[Collected data entries]

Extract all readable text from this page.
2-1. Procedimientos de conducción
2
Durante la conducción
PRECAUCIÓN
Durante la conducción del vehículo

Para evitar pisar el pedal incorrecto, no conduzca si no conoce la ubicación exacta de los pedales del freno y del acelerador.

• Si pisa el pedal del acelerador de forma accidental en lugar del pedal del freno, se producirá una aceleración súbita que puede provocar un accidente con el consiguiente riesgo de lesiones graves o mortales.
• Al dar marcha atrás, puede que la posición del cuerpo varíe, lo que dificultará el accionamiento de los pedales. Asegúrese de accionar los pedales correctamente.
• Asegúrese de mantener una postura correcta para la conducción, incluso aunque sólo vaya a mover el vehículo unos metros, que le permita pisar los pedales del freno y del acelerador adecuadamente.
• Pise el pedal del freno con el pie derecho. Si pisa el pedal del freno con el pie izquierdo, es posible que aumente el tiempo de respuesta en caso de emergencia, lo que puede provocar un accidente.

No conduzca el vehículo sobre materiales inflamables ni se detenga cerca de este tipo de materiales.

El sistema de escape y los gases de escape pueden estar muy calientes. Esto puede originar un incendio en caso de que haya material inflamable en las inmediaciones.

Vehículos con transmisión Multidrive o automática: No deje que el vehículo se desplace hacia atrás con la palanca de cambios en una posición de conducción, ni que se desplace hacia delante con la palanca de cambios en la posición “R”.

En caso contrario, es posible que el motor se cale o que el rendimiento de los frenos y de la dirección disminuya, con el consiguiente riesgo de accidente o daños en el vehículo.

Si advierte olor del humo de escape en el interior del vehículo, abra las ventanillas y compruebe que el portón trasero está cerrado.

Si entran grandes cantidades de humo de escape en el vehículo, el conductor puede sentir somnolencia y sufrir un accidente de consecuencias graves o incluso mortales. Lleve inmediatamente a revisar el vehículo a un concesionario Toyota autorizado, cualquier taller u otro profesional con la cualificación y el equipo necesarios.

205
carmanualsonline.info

- _To be done_
Quote the entire listing above exactly.

- _Task output_
Extract all readable text from this page.
2-1. Procedimientos de conducción
2
Durante la conducción
PRECAUCIÓN
Durante la conducción del vehículo

Para evitar pisar el pedal incorrecto, no conduzca si no conoce la ubicación exacta de los pedales del freno y del acelerador.

• Si pisa el pedal del acelerador de forma accidental en lugar del pedal del freno, se producirá una aceleración súbita que puede provocar un accidente con el consiguiente riesgo de lesiones graves o mortales.
• Al dar marcha atrás, puede que la posición del cuerpo varíe, lo que dificultará el accionamiento de los pedales. Asegúrese de accionar los pedales correctamente.
• Asegúrese de mantener una postura correcta para la conducción, incluso aunque sólo vaya a mover el vehículo unos metros, que le permita pisar los pedales del freno y del acelerador adecuadamente.
• Pise el pedal del freno con el pie derecho. Si pisa el pedal del freno con el pie izquierdo, es posible que aumente el tiempo de respuesta en caso de emergencia, lo que puede provocar un accidente.

No conduzca el vehículo sobre materiales inflamables ni se detenga cerca de este tipo de materiales.

El sistema de escape y los gases de escape pueden estar muy calientes. Esto puede originar un incendio en caso de que haya material inflamable en las inmediaciones.

Vehículos con transmisión Multidrive o automática: No deje que el vehículo se desplace hacia atrás con la palanca de cambios en una posición de conducción, ni que se desplace hacia delante con la palanca de cambios en la posición “R”.

En caso contrario, es posible que el motor se cale o que el rendimiento de los frenos y de la dirección disminuya, con el consiguiente riesgo de accidente o daños en el vehículo.

Si advierte olor del humo de escape en el interior del vehículo, abra las ventanillas y compruebe que el portón trasero está cerrado.

Si entran grandes cantidades de humo de escape en el vehículo, el conductor puede sentir somnolencia y sufrir un accidente de consecuencias graves o incluso mortales. Lleve inmediatamente a revisar el vehículo a un concesionario Toyota autorizado, cualquier taller u otro profesional con la cualificación y el equipo necesarios.

205
carmanualsonline.info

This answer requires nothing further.